━━━ Source data

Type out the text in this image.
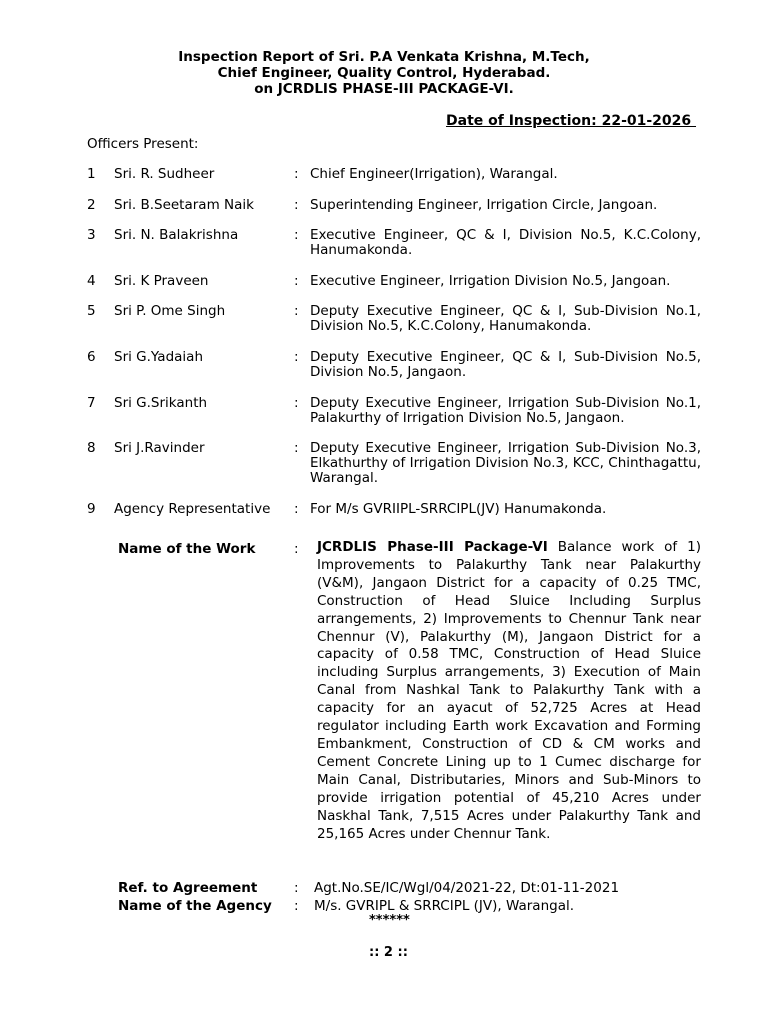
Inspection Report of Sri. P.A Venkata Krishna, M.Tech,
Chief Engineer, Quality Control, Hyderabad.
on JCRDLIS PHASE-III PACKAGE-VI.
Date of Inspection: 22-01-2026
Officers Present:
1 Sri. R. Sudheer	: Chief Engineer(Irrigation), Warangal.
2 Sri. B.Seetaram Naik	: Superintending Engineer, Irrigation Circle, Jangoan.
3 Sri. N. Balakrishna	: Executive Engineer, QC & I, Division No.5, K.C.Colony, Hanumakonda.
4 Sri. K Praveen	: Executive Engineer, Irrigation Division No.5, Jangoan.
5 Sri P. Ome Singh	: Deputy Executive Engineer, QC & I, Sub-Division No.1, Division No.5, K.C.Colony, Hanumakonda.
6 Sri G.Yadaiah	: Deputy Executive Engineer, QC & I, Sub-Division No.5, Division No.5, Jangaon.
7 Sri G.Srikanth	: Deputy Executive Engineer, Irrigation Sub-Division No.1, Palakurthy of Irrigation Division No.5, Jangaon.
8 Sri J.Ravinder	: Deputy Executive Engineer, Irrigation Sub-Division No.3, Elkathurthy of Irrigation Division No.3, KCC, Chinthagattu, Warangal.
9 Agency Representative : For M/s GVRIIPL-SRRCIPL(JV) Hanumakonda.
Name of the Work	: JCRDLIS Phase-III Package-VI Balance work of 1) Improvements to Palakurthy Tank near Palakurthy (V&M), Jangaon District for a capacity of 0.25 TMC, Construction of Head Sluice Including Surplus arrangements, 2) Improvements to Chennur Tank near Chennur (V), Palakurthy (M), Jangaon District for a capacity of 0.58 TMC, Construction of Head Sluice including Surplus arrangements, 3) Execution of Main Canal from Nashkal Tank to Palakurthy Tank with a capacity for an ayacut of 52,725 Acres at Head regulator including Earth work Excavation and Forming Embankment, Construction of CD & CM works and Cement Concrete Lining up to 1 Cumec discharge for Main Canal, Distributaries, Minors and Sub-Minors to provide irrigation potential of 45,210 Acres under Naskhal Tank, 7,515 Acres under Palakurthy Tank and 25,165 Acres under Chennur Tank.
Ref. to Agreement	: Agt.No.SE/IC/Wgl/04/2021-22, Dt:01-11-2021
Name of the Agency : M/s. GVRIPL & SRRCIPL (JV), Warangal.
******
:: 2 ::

━━━━━━

• **Description of the task**
Report how many lines of the entries hold the string "Hanumakonda". Provide the number alone.

• **Exercise solution**
3